Every record below should be printed exactly, except for the pictures.
=== Extracted entries ===
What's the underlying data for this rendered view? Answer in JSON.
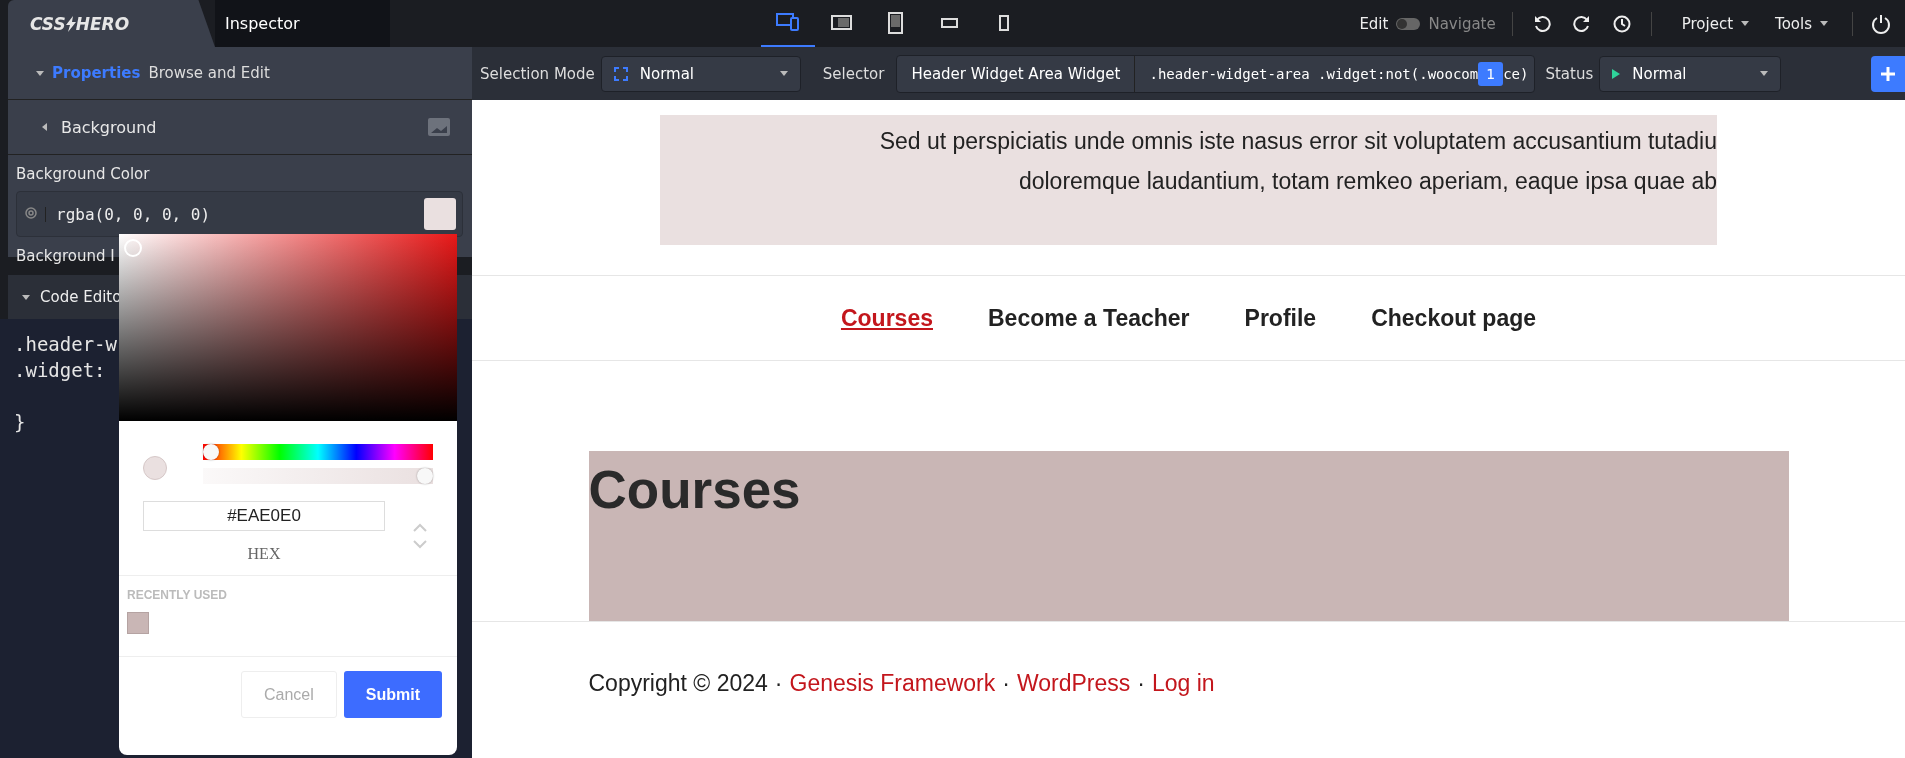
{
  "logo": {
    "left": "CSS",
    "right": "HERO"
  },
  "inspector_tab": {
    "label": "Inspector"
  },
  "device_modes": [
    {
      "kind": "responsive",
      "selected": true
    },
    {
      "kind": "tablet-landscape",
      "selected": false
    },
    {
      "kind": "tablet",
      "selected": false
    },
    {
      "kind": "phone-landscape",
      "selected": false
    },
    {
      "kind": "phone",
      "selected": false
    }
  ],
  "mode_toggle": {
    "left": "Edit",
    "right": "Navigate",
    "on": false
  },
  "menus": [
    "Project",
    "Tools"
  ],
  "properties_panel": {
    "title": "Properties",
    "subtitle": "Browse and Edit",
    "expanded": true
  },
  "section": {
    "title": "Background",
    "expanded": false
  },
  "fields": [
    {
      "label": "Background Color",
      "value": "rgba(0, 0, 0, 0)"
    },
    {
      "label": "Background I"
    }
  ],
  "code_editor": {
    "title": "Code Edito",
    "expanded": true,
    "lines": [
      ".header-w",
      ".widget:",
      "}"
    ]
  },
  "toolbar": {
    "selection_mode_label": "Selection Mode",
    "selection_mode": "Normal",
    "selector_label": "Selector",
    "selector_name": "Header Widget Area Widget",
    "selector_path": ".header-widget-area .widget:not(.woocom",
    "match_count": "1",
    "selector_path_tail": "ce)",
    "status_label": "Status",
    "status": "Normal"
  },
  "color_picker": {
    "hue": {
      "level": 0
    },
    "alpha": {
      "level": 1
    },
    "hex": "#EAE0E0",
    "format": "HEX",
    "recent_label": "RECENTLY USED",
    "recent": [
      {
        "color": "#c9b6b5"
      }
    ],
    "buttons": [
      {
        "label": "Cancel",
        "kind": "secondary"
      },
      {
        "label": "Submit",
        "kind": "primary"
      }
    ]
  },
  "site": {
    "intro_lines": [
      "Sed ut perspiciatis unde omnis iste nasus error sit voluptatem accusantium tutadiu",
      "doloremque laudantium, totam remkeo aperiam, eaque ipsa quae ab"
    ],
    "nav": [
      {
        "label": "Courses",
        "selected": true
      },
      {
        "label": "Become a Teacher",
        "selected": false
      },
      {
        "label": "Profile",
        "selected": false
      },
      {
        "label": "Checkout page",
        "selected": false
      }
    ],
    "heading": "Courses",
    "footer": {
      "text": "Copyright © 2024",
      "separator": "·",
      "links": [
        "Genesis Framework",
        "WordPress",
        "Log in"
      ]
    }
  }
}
===
Result below
What's the underlying data for this rendered view? Answer in JSON.
{
  "logo": {
    "left": "CSS",
    "right": "HERO"
  },
  "inspector_tab": {
    "label": "Inspector"
  },
  "device_modes": [
    {
      "kind": "responsive",
      "selected": true
    },
    {
      "kind": "tablet-landscape",
      "selected": false
    },
    {
      "kind": "tablet",
      "selected": false
    },
    {
      "kind": "phone-landscape",
      "selected": false
    },
    {
      "kind": "phone",
      "selected": false
    }
  ],
  "mode_toggle": {
    "left": "Edit",
    "right": "Navigate",
    "on": false
  },
  "menus": [
    "Project",
    "Tools"
  ],
  "properties_panel": {
    "title": "Properties",
    "subtitle": "Browse and Edit",
    "expanded": true
  },
  "section": {
    "title": "Background",
    "expanded": false
  },
  "fields": [
    {
      "label": "Background Color",
      "value": "rgba(0, 0, 0, 0)"
    },
    {
      "label": "Background I"
    }
  ],
  "code_editor": {
    "title": "Code Edito",
    "expanded": true,
    "lines": [
      ".header-w",
      ".widget:",
      "}"
    ]
  },
  "toolbar": {
    "selection_mode_label": "Selection Mode",
    "selection_mode": "Normal",
    "selector_label": "Selector",
    "selector_name": "Header Widget Area Widget",
    "selector_path": ".header-widget-area .widget:not(.woocom",
    "match_count": "1",
    "selector_path_tail": "ce)",
    "status_label": "Status",
    "status": "Normal"
  },
  "color_picker": {
    "hue": {
      "level": 0
    },
    "alpha": {
      "level": 1
    },
    "hex": "#EAE0E0",
    "format": "HEX",
    "recent_label": "RECENTLY USED",
    "recent": [
      {
        "color": "#c9b6b5"
      }
    ],
    "buttons": [
      {
        "label": "Cancel",
        "kind": "secondary"
      },
      {
        "label": "Submit",
        "kind": "primary"
      }
    ]
  },
  "site": {
    "intro_lines": [
      "Sed ut perspiciatis unde omnis iste nasus error sit voluptatem accusantium tutadiu",
      "doloremque laudantium, totam remkeo aperiam, eaque ipsa quae ab"
    ],
    "nav": [
      {
        "label": "Courses",
        "selected": true
      },
      {
        "label": "Become a Teacher",
        "selected": false
      },
      {
        "label": "Profile",
        "selected": false
      },
      {
        "label": "Checkout page",
        "selected": false
      }
    ],
    "heading": "Courses",
    "footer": {
      "text": "Copyright © 2024",
      "separator": "·",
      "links": [
        "Genesis Framework",
        "WordPress",
        "Log in"
      ]
    }
  }
}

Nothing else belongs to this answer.